Start of Exercise inputs
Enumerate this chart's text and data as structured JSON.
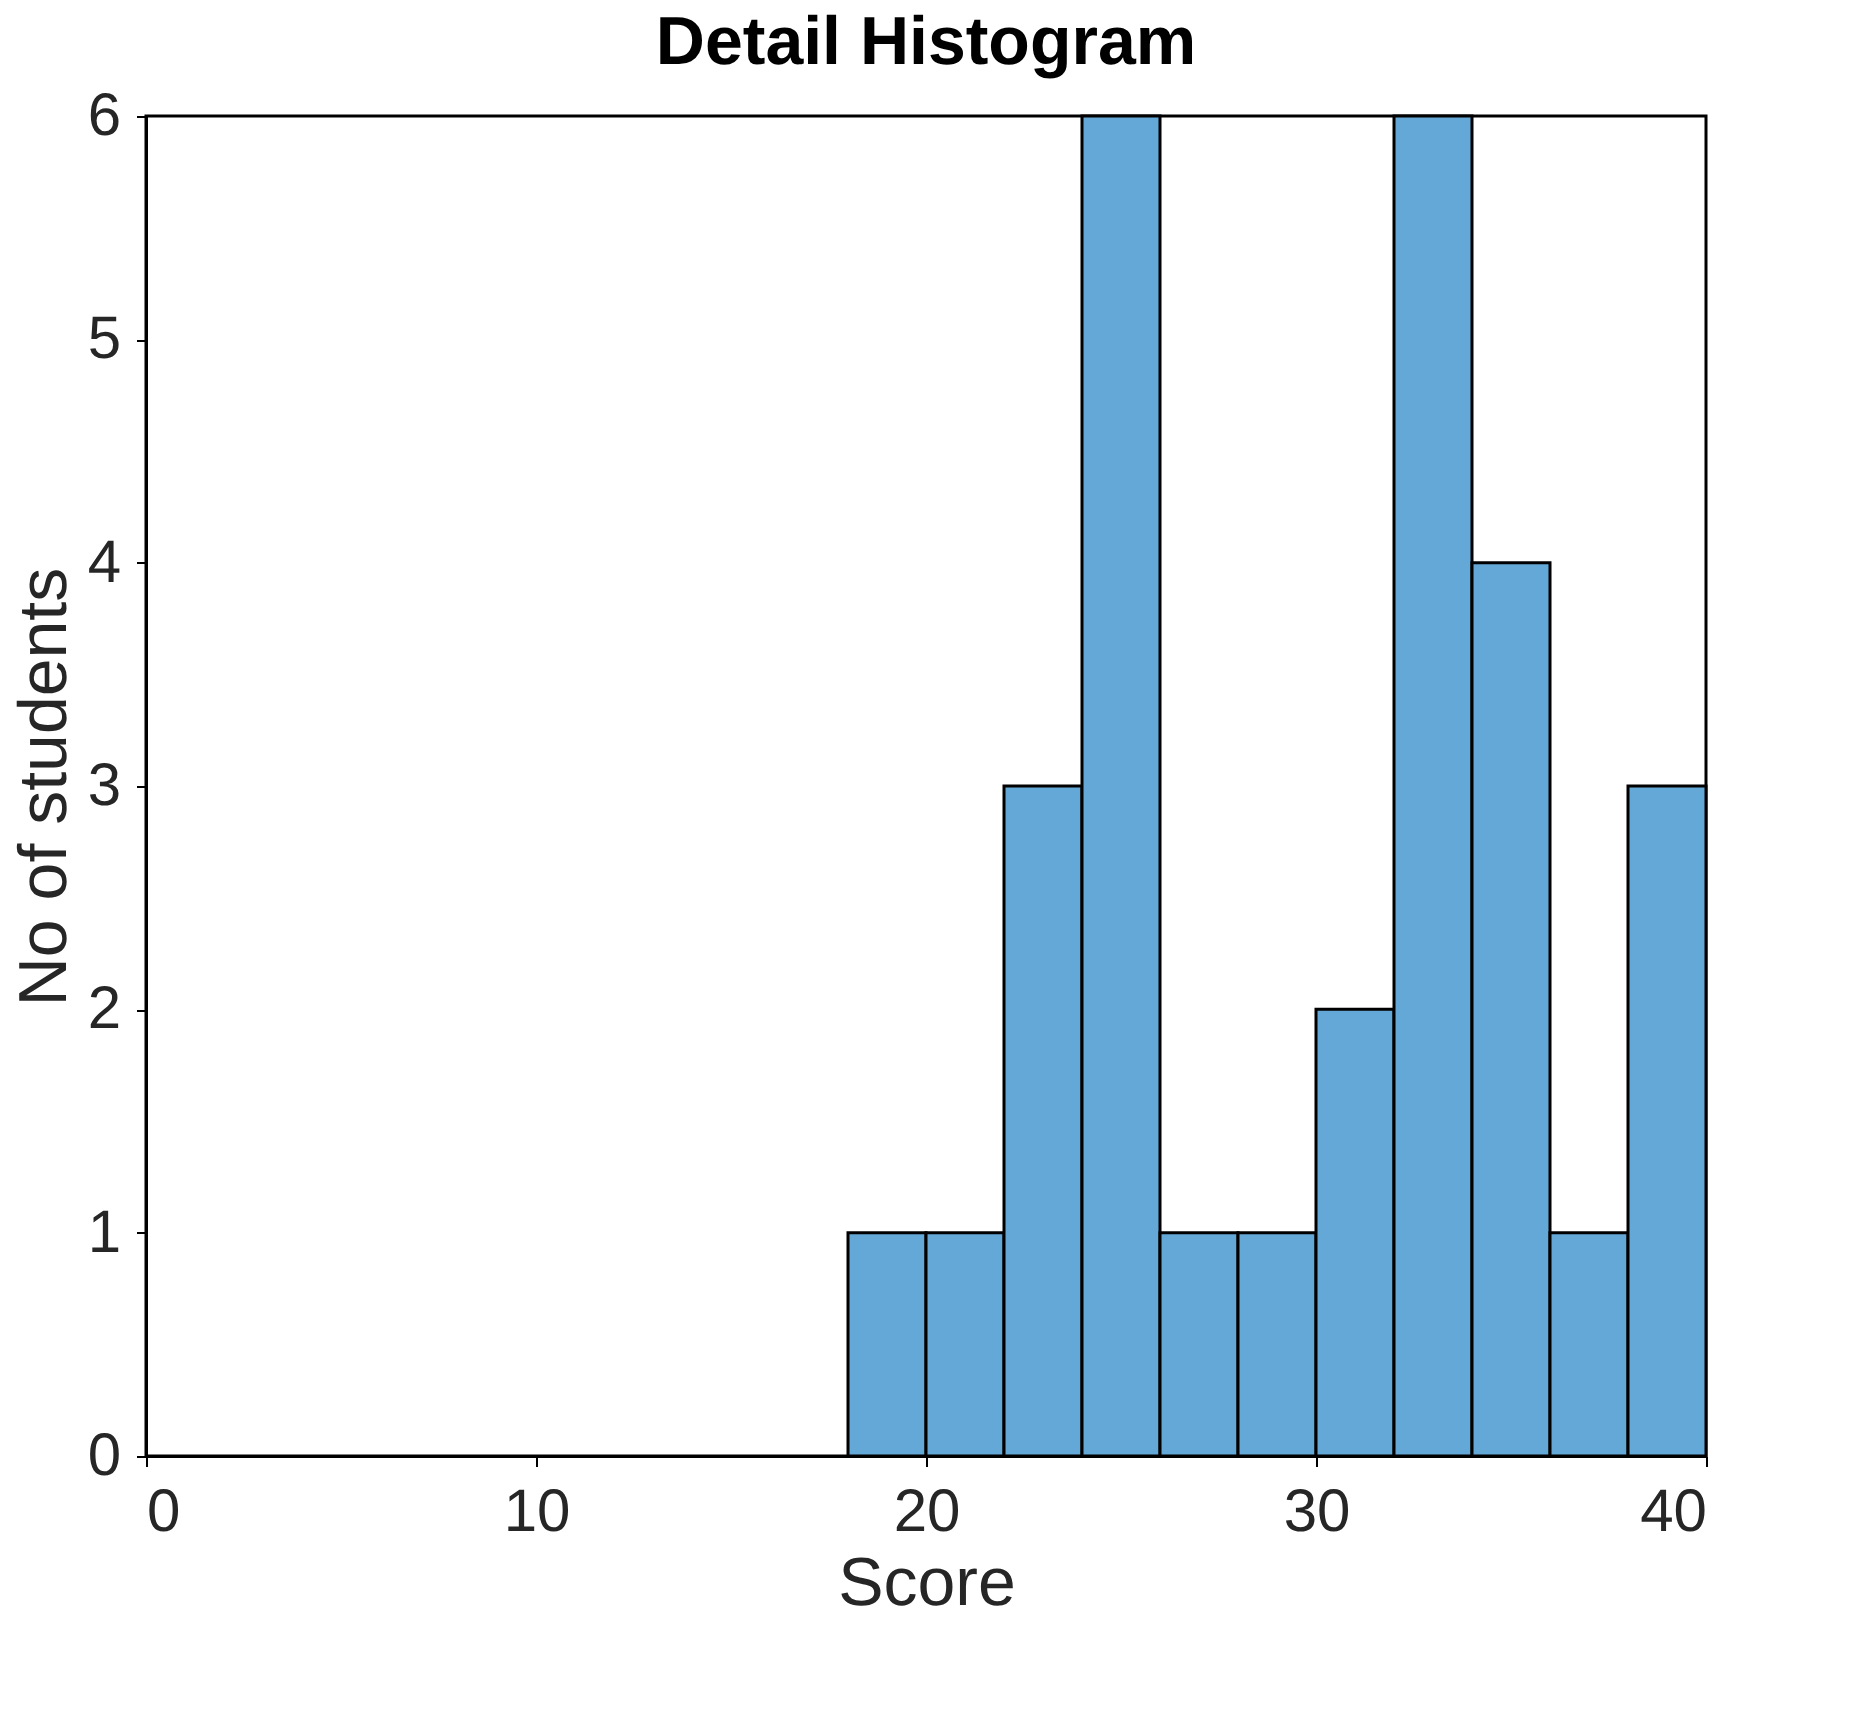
{
  "chart_data": {
    "type": "histogram",
    "title": "Detail Histogram",
    "xlabel": "Score",
    "ylabel": "No of students",
    "bins": [
      18,
      20,
      22,
      24,
      26,
      28,
      30,
      32,
      34,
      36,
      38,
      40
    ],
    "values": [
      1,
      1,
      3,
      6,
      1,
      1,
      2,
      6,
      4,
      1,
      3
    ],
    "color": "#64a8d7",
    "xlim": [
      0,
      40
    ],
    "xticks": [
      0,
      10,
      20,
      30,
      40
    ],
    "ylim": [
      0,
      6
    ],
    "yticks": [
      0,
      1,
      2,
      3,
      4,
      5,
      6
    ],
    "grid": false
  }
}
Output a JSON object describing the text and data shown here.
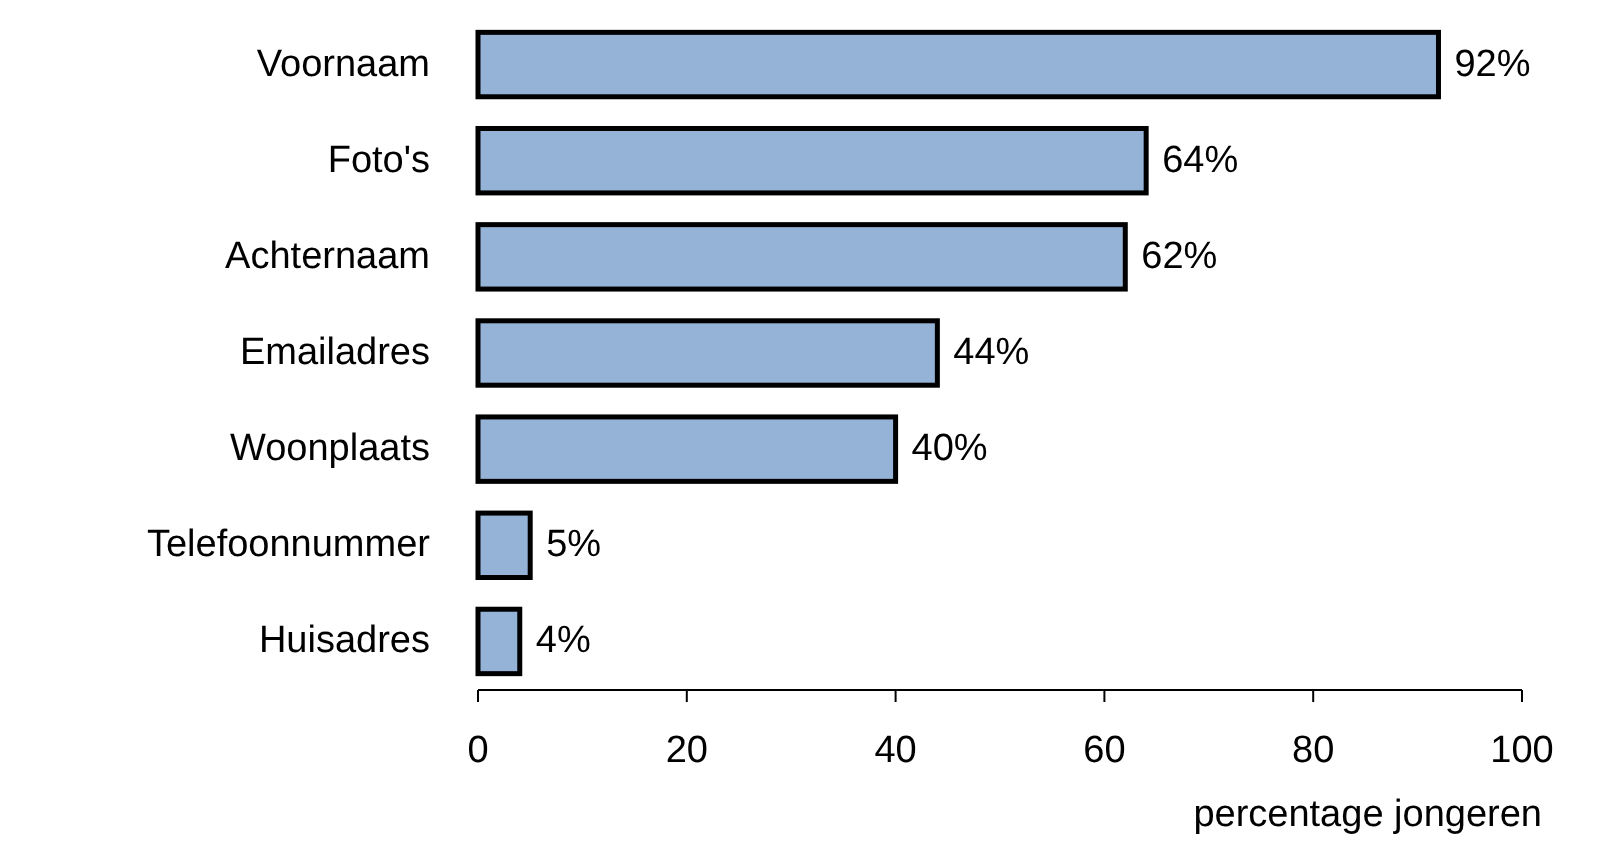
{
  "chart_data": {
    "type": "bar",
    "orientation": "horizontal",
    "categories": [
      "Voornaam",
      "Foto's",
      "Achternaam",
      "Emailadres",
      "Woonplaats",
      "Telefoonnummer",
      "Huisadres"
    ],
    "values": [
      92,
      64,
      62,
      44,
      40,
      5,
      4
    ],
    "value_labels": [
      "92%",
      "64%",
      "62%",
      "44%",
      "40%",
      "5%",
      "4%"
    ],
    "color": "#95b3d7",
    "xlim": [
      0,
      100
    ],
    "xticks": [
      0,
      20,
      40,
      60,
      80,
      100
    ],
    "xlabel": "percentage jongeren"
  }
}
End of Exercise inputs
| Given problem |
Take each line containing the string "JSON" and copy it out.

| Answer in full |
Enumerate this chart's text and data as structured JSON.
Output a JSON object describing the text and data shown here.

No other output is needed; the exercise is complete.